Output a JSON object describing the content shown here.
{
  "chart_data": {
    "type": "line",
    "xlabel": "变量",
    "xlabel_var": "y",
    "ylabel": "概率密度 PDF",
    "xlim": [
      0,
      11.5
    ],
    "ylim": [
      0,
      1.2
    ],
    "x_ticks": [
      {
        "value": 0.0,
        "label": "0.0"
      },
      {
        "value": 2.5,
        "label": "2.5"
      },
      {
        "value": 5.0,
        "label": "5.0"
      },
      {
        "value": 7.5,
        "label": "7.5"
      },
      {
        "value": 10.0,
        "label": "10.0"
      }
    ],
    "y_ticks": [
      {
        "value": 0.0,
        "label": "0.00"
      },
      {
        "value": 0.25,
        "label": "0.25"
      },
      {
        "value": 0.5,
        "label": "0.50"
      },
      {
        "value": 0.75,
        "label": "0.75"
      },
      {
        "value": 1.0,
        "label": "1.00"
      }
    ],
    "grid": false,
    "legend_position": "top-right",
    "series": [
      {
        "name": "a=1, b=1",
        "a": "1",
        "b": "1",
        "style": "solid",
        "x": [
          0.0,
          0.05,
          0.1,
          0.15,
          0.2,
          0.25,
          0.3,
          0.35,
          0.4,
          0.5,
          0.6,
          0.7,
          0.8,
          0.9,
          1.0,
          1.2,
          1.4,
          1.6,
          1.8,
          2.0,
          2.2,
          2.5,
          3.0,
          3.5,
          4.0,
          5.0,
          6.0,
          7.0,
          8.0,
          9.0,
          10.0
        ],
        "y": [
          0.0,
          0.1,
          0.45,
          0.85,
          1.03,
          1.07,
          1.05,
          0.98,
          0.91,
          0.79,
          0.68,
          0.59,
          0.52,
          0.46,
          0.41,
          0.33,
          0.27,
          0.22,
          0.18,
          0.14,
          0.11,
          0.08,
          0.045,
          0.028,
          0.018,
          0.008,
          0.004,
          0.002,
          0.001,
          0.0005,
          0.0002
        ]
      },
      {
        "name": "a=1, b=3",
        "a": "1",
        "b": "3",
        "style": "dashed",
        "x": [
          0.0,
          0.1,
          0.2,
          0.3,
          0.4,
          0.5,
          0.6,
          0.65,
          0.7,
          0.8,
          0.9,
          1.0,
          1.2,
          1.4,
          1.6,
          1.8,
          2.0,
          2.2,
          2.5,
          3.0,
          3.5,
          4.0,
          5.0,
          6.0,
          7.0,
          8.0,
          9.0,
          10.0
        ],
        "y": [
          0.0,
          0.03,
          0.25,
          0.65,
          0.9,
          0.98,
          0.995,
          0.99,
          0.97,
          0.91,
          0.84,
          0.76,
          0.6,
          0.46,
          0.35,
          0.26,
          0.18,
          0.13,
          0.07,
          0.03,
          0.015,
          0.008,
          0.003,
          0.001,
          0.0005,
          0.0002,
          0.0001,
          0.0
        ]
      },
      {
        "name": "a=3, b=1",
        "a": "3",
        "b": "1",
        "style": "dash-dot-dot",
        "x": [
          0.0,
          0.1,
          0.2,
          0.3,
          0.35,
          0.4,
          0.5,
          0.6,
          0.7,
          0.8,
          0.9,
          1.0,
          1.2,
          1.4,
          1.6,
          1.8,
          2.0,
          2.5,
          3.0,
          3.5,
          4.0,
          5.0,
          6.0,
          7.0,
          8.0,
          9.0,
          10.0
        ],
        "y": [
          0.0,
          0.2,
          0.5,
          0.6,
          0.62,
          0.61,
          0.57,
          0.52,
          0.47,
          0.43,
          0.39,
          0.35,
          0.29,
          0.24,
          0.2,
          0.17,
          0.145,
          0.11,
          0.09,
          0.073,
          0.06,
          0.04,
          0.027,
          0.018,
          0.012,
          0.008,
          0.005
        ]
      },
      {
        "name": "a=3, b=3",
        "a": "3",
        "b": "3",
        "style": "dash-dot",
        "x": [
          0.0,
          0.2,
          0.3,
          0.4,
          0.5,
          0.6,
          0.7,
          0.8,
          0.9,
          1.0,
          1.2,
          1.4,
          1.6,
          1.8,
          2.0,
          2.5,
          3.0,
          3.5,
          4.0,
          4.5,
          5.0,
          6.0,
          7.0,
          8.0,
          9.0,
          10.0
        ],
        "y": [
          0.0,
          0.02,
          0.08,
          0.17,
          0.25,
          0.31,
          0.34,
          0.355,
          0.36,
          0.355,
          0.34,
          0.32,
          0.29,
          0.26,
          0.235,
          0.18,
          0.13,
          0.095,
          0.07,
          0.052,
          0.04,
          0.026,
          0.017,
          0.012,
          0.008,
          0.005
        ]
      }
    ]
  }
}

### [Exercise details]
Go through the listing above and pull out each line containing the word "value".

### [Worked answer]
        "value": 0.0,
        "value": 2.5,
        "value": 5.0,
        "value": 7.5,
        "value": 10.0,
        "value": 0.0,
        "value": 0.25,
        "value": 0.5,
        "value": 0.75,
        "value": 1.0,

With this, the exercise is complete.